Extracts from a graphics dataset
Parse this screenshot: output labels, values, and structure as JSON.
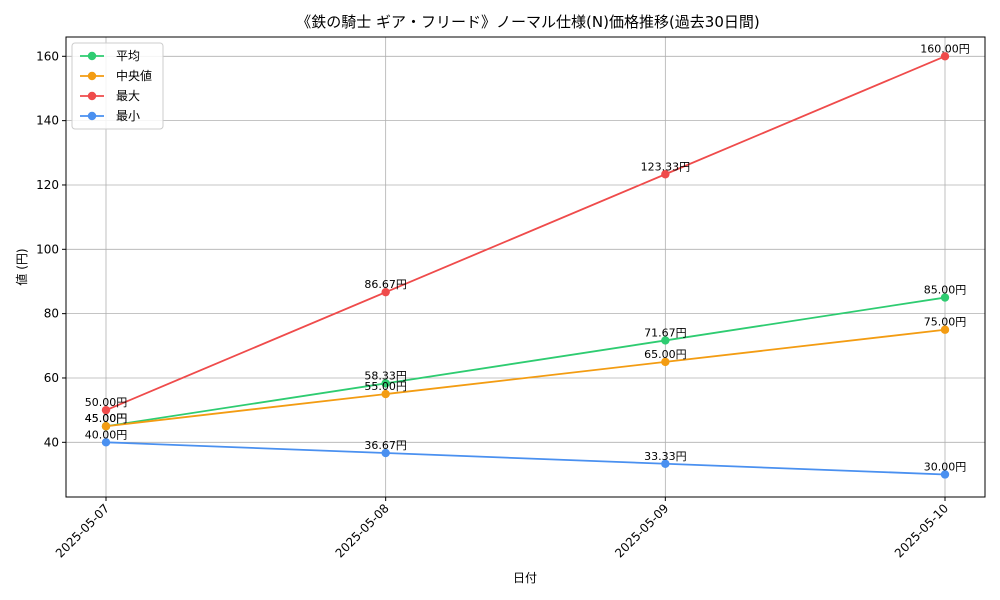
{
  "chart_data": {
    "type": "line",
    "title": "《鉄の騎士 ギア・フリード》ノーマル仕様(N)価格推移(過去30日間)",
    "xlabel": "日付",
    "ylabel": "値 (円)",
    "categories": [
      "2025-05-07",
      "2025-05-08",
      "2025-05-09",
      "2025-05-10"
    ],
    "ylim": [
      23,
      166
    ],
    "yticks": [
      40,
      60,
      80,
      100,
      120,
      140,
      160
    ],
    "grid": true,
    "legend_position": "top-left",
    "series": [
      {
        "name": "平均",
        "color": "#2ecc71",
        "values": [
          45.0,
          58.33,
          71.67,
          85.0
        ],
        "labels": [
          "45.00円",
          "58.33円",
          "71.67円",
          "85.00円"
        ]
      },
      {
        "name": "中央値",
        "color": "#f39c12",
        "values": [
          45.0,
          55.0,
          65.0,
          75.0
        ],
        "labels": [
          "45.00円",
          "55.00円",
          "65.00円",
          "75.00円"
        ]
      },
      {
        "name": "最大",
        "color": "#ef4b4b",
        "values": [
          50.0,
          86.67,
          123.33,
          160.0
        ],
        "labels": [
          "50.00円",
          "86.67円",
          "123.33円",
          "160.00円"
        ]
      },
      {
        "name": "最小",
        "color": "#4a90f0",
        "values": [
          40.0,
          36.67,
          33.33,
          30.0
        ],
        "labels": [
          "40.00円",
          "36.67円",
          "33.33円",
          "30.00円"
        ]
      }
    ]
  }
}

**Written problem**
Show the lines of the material that contain the word "color".

**Answer to the problem**
        "color": "#2ecc71",
        "color": "#f39c12",
        "color": "#ef4b4b",
        "color": "#4a90f0",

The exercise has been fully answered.